### Set exercise
Retype each line of the material exactly, please, skipping any picture in it.
-- start --
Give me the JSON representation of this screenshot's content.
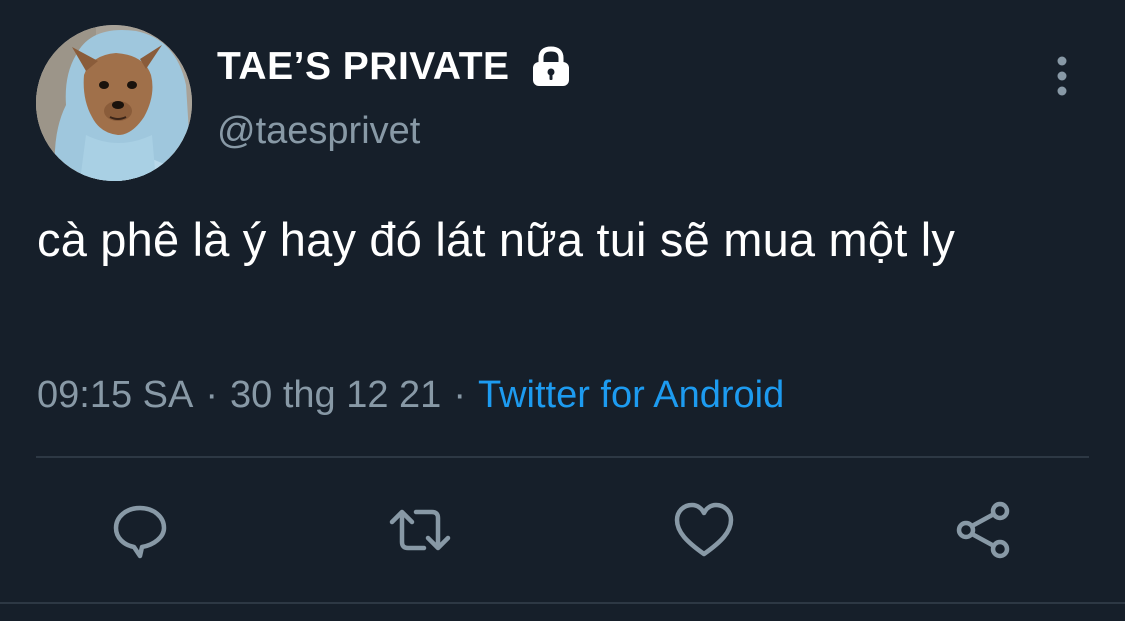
{
  "tweet": {
    "author": {
      "display_name": "TAE’S PRIVATE",
      "handle": "@taesprivet",
      "avatar_icon": "dog-in-hoodie-avatar",
      "protected_icon": "lock-icon"
    },
    "text": "cà phê là ý hay đó lát nữa tui sẽ mua một ly",
    "meta": {
      "time": "09:15 SA",
      "separator": "·",
      "date": "30 thg 12 21",
      "source": "Twitter for Android"
    },
    "actions": [
      {
        "name": "reply",
        "icon": "comment-icon"
      },
      {
        "name": "retweet",
        "icon": "retweet-icon"
      },
      {
        "name": "like",
        "icon": "heart-icon"
      },
      {
        "name": "share",
        "icon": "share-icon"
      }
    ],
    "more_icon": "more-vertical-icon"
  },
  "colors": {
    "background": "#161f2a",
    "primary_text": "#ffffff",
    "secondary_text": "#8899a6",
    "accent": "#1d9bf0",
    "divider": "#2d3844"
  }
}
-- end --
### Task output
Give me the JSON representation of this screenshot's content.
{
  "tweet": {
    "author": {
      "display_name": "TAE’S PRIVATE",
      "handle": "@taesprivet",
      "avatar_icon": "dog-in-hoodie-avatar",
      "protected_icon": "lock-icon"
    },
    "text": "cà phê là ý hay đó lát nữa tui sẽ mua một ly",
    "meta": {
      "time": "09:15 SA",
      "separator": "·",
      "date": "30 thg 12 21",
      "source": "Twitter for Android"
    },
    "actions": [
      {
        "name": "reply",
        "icon": "comment-icon"
      },
      {
        "name": "retweet",
        "icon": "retweet-icon"
      },
      {
        "name": "like",
        "icon": "heart-icon"
      },
      {
        "name": "share",
        "icon": "share-icon"
      }
    ],
    "more_icon": "more-vertical-icon"
  },
  "colors": {
    "background": "#161f2a",
    "primary_text": "#ffffff",
    "secondary_text": "#8899a6",
    "accent": "#1d9bf0",
    "divider": "#2d3844"
  }
}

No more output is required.